PROBLEM DESCRIPTION: Below are the records; locate each line with the word "JSON" and copy it.

PROVIDED MATERIAL:
--------------------------------------------------

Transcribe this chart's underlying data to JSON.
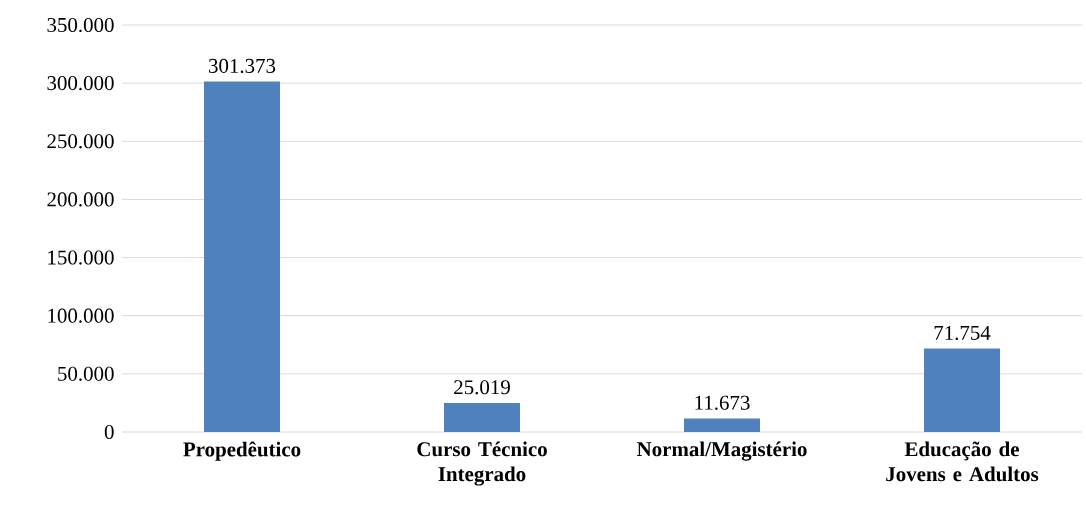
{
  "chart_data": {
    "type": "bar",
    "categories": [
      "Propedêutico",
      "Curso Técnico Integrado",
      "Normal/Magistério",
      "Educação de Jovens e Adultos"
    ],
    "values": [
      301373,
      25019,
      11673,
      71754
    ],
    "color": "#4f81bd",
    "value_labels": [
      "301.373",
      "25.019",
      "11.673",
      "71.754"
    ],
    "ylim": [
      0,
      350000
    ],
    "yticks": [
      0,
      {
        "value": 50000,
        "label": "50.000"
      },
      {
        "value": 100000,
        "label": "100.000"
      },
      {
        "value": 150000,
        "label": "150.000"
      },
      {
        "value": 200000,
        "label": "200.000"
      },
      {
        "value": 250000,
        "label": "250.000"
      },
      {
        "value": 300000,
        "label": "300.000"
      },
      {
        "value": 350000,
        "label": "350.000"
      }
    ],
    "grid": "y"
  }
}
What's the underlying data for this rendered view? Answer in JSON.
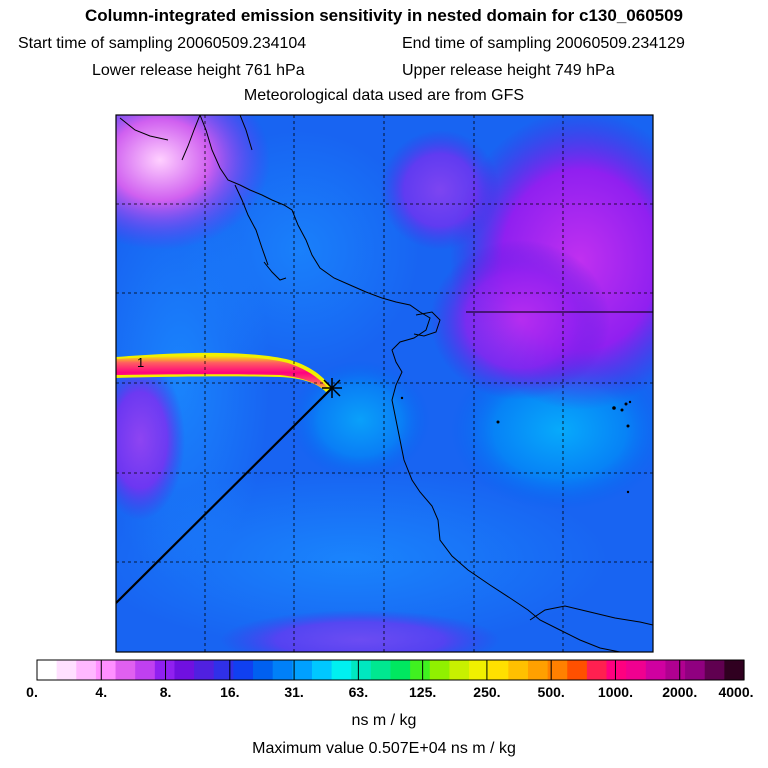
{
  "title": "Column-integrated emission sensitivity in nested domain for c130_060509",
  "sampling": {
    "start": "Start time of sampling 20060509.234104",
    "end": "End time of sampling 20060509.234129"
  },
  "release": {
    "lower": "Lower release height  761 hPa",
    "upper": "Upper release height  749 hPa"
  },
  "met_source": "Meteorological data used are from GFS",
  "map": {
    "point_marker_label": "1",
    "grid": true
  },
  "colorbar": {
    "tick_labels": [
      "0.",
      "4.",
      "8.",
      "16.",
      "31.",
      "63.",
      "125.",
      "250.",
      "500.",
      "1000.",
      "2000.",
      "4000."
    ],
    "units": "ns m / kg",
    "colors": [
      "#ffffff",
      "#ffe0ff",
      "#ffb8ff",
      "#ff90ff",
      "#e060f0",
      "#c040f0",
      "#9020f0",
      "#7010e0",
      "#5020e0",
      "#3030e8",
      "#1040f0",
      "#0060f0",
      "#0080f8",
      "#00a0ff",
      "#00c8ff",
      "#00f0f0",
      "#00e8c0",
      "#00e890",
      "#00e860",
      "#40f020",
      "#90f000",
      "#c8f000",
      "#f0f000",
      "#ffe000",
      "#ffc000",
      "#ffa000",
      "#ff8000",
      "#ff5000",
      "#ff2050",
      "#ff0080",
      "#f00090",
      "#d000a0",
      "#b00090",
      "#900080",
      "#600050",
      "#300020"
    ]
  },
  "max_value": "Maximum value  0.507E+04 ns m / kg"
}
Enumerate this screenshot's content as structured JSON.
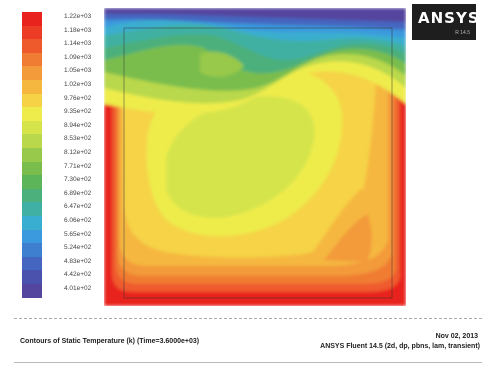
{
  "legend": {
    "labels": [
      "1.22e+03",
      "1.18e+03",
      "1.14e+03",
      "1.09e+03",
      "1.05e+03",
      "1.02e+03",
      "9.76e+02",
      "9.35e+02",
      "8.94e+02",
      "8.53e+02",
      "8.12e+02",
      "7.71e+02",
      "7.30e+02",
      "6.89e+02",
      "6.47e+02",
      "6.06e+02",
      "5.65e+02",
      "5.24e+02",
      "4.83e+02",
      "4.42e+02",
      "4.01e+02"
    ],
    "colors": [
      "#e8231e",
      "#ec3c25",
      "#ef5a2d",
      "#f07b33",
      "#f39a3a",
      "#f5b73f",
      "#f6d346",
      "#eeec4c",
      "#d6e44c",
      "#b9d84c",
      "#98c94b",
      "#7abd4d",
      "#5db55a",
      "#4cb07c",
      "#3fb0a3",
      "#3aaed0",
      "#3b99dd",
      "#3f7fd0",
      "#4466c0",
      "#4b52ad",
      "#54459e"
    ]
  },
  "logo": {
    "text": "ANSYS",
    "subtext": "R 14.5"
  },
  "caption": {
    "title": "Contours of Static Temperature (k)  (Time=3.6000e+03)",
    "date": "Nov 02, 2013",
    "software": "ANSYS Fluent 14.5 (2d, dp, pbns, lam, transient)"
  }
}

--------------------------------------------------

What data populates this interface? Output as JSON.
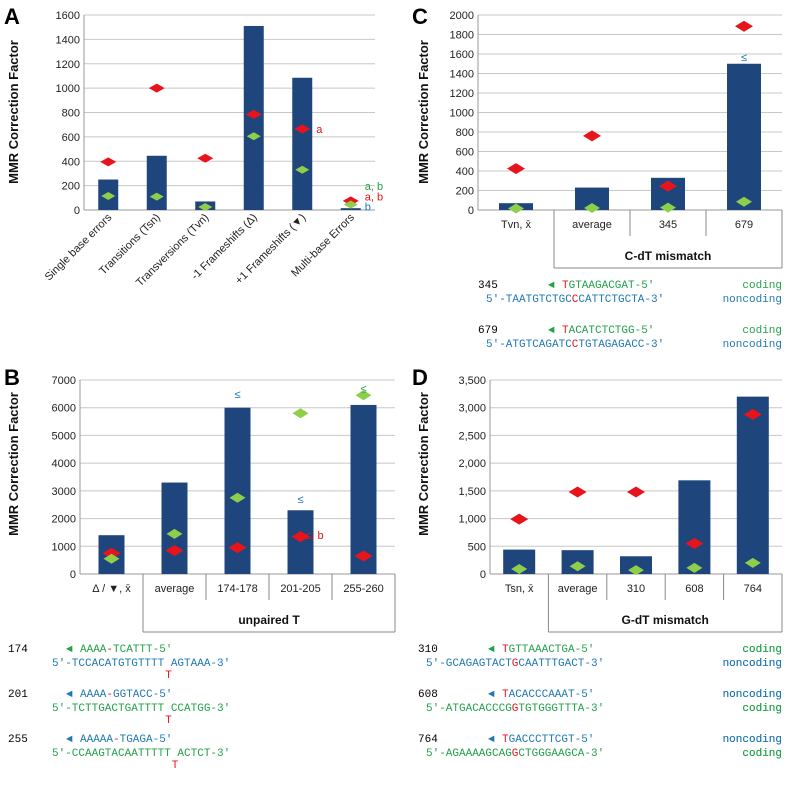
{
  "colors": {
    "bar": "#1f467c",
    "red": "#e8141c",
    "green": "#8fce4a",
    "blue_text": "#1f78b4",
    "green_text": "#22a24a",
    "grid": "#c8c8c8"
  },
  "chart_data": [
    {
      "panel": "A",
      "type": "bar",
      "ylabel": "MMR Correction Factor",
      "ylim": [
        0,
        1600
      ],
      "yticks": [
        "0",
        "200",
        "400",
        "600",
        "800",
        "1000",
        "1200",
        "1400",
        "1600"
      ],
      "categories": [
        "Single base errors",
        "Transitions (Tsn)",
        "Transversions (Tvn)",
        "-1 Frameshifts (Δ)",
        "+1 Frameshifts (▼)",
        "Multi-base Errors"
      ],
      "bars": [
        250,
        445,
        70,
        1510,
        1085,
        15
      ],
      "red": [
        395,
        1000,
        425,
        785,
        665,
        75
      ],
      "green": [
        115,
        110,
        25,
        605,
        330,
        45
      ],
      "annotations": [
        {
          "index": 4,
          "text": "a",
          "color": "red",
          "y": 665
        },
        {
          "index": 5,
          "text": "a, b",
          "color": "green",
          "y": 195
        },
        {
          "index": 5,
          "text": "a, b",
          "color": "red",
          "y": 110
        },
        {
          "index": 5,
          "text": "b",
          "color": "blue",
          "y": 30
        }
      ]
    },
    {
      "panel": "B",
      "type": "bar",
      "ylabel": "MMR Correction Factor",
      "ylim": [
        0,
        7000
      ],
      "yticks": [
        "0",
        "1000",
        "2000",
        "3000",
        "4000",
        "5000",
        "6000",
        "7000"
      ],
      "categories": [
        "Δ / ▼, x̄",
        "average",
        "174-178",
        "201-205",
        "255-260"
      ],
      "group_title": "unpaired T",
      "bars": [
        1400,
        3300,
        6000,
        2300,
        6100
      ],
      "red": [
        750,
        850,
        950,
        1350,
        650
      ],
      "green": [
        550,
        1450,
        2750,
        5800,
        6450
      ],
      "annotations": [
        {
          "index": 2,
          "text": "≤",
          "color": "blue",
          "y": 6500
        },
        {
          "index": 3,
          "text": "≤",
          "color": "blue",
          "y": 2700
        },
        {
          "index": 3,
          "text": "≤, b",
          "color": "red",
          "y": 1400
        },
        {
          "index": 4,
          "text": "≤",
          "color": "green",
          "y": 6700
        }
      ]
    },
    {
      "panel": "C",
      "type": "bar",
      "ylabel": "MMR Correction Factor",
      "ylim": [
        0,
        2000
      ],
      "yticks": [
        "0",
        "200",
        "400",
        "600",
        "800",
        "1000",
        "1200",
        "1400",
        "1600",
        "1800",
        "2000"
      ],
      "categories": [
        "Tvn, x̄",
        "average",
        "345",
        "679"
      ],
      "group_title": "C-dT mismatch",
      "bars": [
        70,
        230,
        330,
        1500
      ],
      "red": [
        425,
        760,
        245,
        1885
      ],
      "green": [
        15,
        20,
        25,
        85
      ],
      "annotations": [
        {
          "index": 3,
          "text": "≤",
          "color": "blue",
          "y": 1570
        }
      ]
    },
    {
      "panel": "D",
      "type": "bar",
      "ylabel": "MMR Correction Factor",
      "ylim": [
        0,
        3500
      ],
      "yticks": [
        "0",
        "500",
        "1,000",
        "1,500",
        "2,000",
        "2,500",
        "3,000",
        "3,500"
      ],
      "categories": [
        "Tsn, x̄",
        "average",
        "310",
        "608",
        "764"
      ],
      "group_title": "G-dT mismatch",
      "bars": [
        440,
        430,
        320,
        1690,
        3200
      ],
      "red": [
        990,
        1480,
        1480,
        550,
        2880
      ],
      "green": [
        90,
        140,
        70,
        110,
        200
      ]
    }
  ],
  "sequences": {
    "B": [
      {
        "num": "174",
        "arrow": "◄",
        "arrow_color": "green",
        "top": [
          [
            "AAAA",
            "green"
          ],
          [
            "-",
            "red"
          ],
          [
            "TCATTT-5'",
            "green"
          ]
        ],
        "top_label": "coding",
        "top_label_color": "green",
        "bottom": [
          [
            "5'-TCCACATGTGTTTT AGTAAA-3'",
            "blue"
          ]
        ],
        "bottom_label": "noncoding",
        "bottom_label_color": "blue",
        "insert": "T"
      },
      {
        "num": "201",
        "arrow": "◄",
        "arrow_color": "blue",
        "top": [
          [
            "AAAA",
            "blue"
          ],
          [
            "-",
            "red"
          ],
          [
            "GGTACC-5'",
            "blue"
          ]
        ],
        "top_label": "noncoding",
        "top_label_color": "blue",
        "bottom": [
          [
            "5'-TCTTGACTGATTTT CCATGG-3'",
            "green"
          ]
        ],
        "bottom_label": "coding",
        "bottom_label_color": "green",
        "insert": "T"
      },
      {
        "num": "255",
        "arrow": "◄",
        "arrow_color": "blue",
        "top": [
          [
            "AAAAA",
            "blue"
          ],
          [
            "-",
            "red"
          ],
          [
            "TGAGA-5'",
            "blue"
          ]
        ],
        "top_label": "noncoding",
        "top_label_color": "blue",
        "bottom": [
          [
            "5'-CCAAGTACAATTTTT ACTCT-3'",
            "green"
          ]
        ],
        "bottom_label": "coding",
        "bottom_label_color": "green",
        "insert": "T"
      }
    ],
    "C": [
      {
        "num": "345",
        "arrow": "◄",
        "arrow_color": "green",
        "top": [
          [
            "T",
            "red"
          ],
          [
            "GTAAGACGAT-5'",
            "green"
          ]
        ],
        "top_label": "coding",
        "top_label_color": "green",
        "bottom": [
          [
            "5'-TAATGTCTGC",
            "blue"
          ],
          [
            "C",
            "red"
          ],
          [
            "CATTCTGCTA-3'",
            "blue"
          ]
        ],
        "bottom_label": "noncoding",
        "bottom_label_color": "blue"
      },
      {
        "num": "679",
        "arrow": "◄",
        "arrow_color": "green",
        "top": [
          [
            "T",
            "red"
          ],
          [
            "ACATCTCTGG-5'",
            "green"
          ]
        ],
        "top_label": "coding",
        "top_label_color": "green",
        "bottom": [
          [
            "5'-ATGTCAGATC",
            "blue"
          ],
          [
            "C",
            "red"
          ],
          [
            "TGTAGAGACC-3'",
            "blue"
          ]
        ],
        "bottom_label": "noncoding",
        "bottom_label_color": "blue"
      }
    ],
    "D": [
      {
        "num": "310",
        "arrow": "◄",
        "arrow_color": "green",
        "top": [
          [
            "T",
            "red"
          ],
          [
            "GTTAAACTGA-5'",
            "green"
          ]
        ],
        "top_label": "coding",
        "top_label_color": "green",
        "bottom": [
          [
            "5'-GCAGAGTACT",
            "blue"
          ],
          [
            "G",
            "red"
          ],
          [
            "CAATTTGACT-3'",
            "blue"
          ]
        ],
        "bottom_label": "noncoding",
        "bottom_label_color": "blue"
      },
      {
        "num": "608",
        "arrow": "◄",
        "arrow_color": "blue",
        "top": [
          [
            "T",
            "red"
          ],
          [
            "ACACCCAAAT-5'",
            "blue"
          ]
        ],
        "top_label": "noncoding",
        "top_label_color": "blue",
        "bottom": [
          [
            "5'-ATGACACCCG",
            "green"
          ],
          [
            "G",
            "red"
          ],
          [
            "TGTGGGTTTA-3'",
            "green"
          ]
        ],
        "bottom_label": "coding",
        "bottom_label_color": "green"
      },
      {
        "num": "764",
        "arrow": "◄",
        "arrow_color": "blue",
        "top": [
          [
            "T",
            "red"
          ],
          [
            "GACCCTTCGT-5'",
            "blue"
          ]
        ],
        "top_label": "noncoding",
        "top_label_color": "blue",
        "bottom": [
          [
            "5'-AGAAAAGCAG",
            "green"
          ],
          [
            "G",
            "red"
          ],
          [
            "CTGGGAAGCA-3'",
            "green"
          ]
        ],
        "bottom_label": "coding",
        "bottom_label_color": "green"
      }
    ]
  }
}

--------------------------------------------------

RESPONSE TO THIS EXERCISE:
Transcribe this chart's underlying data to JSON.
What's the underlying data for this rendered view? Answer in JSON.
Enumerate this screenshot's content as structured JSON.
What data populates this interface? Output as JSON.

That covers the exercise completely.